#### [Prompt]
Each of the entries should be retyped precisely as it appears.

#### [Data in this exercise]
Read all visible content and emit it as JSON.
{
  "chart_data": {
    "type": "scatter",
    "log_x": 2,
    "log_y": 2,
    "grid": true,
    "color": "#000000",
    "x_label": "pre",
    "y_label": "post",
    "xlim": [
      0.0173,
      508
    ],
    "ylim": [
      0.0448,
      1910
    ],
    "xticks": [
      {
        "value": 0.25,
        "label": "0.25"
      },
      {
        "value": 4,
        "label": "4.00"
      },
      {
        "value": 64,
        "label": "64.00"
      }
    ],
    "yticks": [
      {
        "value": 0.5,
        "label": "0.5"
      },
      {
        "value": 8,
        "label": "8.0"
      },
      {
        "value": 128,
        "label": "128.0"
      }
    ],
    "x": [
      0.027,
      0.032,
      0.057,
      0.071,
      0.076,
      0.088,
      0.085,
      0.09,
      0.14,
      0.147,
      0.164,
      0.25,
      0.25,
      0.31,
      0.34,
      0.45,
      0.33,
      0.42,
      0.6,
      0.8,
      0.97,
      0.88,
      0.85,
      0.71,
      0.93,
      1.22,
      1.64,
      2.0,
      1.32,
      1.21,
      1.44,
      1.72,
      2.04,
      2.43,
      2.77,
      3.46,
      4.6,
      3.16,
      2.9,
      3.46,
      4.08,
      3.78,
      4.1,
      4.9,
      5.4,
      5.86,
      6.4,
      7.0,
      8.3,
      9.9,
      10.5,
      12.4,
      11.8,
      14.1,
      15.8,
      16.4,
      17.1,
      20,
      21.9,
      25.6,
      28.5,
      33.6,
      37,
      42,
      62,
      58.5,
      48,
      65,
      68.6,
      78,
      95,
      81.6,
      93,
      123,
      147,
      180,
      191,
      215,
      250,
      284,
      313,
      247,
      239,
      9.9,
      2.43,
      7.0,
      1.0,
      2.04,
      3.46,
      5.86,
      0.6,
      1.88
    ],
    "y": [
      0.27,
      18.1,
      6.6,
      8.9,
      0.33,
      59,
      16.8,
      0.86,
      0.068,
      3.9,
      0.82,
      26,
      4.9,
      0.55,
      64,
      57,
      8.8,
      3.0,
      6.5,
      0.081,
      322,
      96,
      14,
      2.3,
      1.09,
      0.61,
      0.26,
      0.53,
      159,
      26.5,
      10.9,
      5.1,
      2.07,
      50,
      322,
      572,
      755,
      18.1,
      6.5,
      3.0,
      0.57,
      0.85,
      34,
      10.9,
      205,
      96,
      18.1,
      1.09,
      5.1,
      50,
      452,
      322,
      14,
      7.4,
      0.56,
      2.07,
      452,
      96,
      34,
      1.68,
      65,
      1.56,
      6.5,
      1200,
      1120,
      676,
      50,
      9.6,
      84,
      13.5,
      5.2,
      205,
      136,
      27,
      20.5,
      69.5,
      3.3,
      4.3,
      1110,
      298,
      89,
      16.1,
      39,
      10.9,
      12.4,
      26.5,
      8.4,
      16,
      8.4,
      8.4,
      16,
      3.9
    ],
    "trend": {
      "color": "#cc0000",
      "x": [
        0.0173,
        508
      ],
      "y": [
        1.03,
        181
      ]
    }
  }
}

#### [Written response]
Read all visible content and emit it as JSON.
{
  "chart_data": {
    "type": "scatter",
    "log_x": 2,
    "log_y": 2,
    "grid": true,
    "color": "#000000",
    "x_label": "pre",
    "y_label": "post",
    "xlim": [
      0.0173,
      508
    ],
    "ylim": [
      0.0448,
      1910
    ],
    "xticks": [
      {
        "value": 0.25,
        "label": "0.25"
      },
      {
        "value": 4,
        "label": "4.00"
      },
      {
        "value": 64,
        "label": "64.00"
      }
    ],
    "yticks": [
      {
        "value": 0.5,
        "label": "0.5"
      },
      {
        "value": 8,
        "label": "8.0"
      },
      {
        "value": 128,
        "label": "128.0"
      }
    ],
    "x": [
      0.027,
      0.032,
      0.057,
      0.071,
      0.076,
      0.088,
      0.085,
      0.09,
      0.14,
      0.147,
      0.164,
      0.25,
      0.25,
      0.31,
      0.34,
      0.45,
      0.33,
      0.42,
      0.6,
      0.8,
      0.97,
      0.88,
      0.85,
      0.71,
      0.93,
      1.22,
      1.64,
      2.0,
      1.32,
      1.21,
      1.44,
      1.72,
      2.04,
      2.43,
      2.77,
      3.46,
      4.6,
      3.16,
      2.9,
      3.46,
      4.08,
      3.78,
      4.1,
      4.9,
      5.4,
      5.86,
      6.4,
      7.0,
      8.3,
      9.9,
      10.5,
      12.4,
      11.8,
      14.1,
      15.8,
      16.4,
      17.1,
      20,
      21.9,
      25.6,
      28.5,
      33.6,
      37,
      42,
      62,
      58.5,
      48,
      65,
      68.6,
      78,
      95,
      81.6,
      93,
      123,
      147,
      180,
      191,
      215,
      250,
      284,
      313,
      247,
      239,
      9.9,
      2.43,
      7.0,
      1.0,
      2.04,
      3.46,
      5.86,
      0.6,
      1.88
    ],
    "y": [
      0.27,
      18.1,
      6.6,
      8.9,
      0.33,
      59,
      16.8,
      0.86,
      0.068,
      3.9,
      0.82,
      26,
      4.9,
      0.55,
      64,
      57,
      8.8,
      3.0,
      6.5,
      0.081,
      322,
      96,
      14,
      2.3,
      1.09,
      0.61,
      0.26,
      0.53,
      159,
      26.5,
      10.9,
      5.1,
      2.07,
      50,
      322,
      572,
      755,
      18.1,
      6.5,
      3.0,
      0.57,
      0.85,
      34,
      10.9,
      205,
      96,
      18.1,
      1.09,
      5.1,
      50,
      452,
      322,
      14,
      7.4,
      0.56,
      2.07,
      452,
      96,
      34,
      1.68,
      65,
      1.56,
      6.5,
      1200,
      1120,
      676,
      50,
      9.6,
      84,
      13.5,
      5.2,
      205,
      136,
      27,
      20.5,
      69.5,
      3.3,
      4.3,
      1110,
      298,
      89,
      16.1,
      39,
      10.9,
      12.4,
      26.5,
      8.4,
      16,
      8.4,
      8.4,
      16,
      3.9
    ],
    "trend": {
      "color": "#cc0000",
      "x": [
        0.0173,
        508
      ],
      "y": [
        1.03,
        181
      ]
    }
  }
}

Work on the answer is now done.